* What this task involves: Sort through the entries below and pull out lines containing the word "Anna".

Recorded data:
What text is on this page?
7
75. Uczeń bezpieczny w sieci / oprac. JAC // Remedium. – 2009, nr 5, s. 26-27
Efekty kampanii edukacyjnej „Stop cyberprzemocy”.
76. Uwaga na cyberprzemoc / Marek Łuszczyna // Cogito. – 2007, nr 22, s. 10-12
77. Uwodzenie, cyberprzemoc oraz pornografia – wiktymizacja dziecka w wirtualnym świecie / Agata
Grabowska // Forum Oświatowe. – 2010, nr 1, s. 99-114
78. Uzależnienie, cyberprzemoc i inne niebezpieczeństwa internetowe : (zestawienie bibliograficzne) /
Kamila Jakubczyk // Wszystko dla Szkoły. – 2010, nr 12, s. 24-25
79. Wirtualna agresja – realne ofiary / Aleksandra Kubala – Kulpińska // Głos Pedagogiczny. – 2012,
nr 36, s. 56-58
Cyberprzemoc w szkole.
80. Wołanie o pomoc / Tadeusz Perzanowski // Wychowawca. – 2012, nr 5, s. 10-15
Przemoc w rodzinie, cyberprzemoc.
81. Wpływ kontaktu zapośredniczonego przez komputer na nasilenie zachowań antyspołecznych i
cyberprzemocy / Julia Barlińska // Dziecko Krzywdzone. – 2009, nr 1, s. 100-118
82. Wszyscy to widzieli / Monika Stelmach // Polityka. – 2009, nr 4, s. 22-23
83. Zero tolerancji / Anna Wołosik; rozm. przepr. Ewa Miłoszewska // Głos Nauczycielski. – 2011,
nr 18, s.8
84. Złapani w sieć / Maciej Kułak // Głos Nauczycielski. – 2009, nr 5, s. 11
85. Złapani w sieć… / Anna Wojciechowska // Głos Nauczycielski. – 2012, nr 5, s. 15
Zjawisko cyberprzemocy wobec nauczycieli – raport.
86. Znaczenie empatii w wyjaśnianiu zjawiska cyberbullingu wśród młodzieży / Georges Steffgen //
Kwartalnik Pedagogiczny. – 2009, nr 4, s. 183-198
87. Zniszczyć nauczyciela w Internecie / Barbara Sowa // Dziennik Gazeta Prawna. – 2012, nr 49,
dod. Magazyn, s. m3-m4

* Solution to this task:
83. Zero tolerancji / Anna Wołosik; rozm. przepr. Ewa Miłoszewska // Głos Nauczycielski. – 2011,
85. Złapani w sieć… / Anna Wojciechowska // Głos Nauczycielski. – 2012, nr 5, s. 15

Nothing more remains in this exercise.